>> Start

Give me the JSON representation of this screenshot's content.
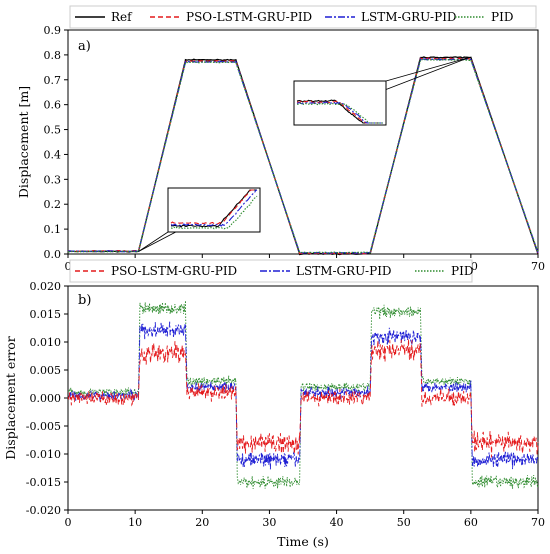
{
  "chart_data": [
    {
      "type": "line",
      "panel_tag": "a)",
      "xlabel": "",
      "ylabel": "Displacement [m]",
      "xlim": [
        0,
        70
      ],
      "ylim": [
        0,
        0.9
      ],
      "xticks": [
        0,
        10,
        20,
        30,
        40,
        50,
        60,
        70
      ],
      "yticks": [
        "0.0",
        "0.1",
        "0.2",
        "0.3",
        "0.4",
        "0.5",
        "0.6",
        "0.7",
        "0.8",
        "0.9"
      ],
      "legend_placement": "top (outside plot)",
      "grid": false,
      "x": [
        0,
        10.5,
        17.5,
        25,
        34.5,
        45,
        52.5,
        60,
        70
      ],
      "series": [
        {
          "name": "Ref",
          "color": "#000000",
          "style": "solid",
          "values": [
            0.01,
            0.01,
            0.78,
            0.78,
            0.0,
            0.0,
            0.79,
            0.79,
            0.0
          ]
        },
        {
          "name": "PSO-LSTM-GRU-PID",
          "color": "#e41a1c",
          "style": "dashed",
          "values": [
            0.012,
            0.012,
            0.775,
            0.775,
            0.003,
            0.003,
            0.785,
            0.785,
            0.003
          ]
        },
        {
          "name": "LSTM-GRU-PID",
          "color": "#1f1fd4",
          "style": "dashdot",
          "values": [
            0.011,
            0.011,
            0.772,
            0.772,
            0.005,
            0.005,
            0.782,
            0.782,
            0.005
          ]
        },
        {
          "name": "PID",
          "color": "#2e8b2e",
          "style": "dotted",
          "values": [
            0.01,
            0.01,
            0.77,
            0.77,
            0.006,
            0.006,
            0.78,
            0.78,
            0.006
          ]
        }
      ],
      "annotations": [
        "zoom inset near x≈10.5, y≈0.01",
        "zoom inset near x≈60, y≈0.79"
      ]
    },
    {
      "type": "line",
      "panel_tag": "b)",
      "xlabel": "Time (s)",
      "ylabel": "Displacement error",
      "xlim": [
        0,
        70
      ],
      "ylim": [
        -0.02,
        0.02
      ],
      "xticks": [
        0,
        10,
        20,
        30,
        40,
        50,
        60,
        70
      ],
      "yticks": [
        "-0.020",
        "-0.015",
        "-0.010",
        "-0.005",
        "0.000",
        "0.005",
        "0.010",
        "0.015",
        "0.020"
      ],
      "legend_placement": "top (outside plot)",
      "grid": false,
      "segments_x": [
        [
          0,
          10.5
        ],
        [
          10.5,
          17.5
        ],
        [
          17.5,
          25
        ],
        [
          25,
          34.5
        ],
        [
          34.5,
          45
        ],
        [
          45,
          52.5
        ],
        [
          52.5,
          60
        ],
        [
          60,
          70
        ]
      ],
      "series": [
        {
          "name": "PSO-LSTM-GRU-PID",
          "color": "#e41a1c",
          "style": "dashed",
          "segment_means": [
            0.0,
            0.008,
            0.001,
            -0.008,
            0.0,
            0.0085,
            0.0,
            -0.008
          ]
        },
        {
          "name": "LSTM-GRU-PID",
          "color": "#1f1fd4",
          "style": "dashdot",
          "segment_means": [
            0.0005,
            0.012,
            0.002,
            -0.011,
            0.001,
            0.011,
            0.002,
            -0.011
          ]
        },
        {
          "name": "PID",
          "color": "#2e8b2e",
          "style": "dotted",
          "segment_means": [
            0.001,
            0.016,
            0.003,
            -0.015,
            0.002,
            0.0155,
            0.003,
            -0.015
          ]
        }
      ]
    }
  ]
}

>> End

Search the data for "Displacement". Copy every matching line.

Result below:
      "ylabel": "Displacement [m]",
      "ylabel": "Displacement error",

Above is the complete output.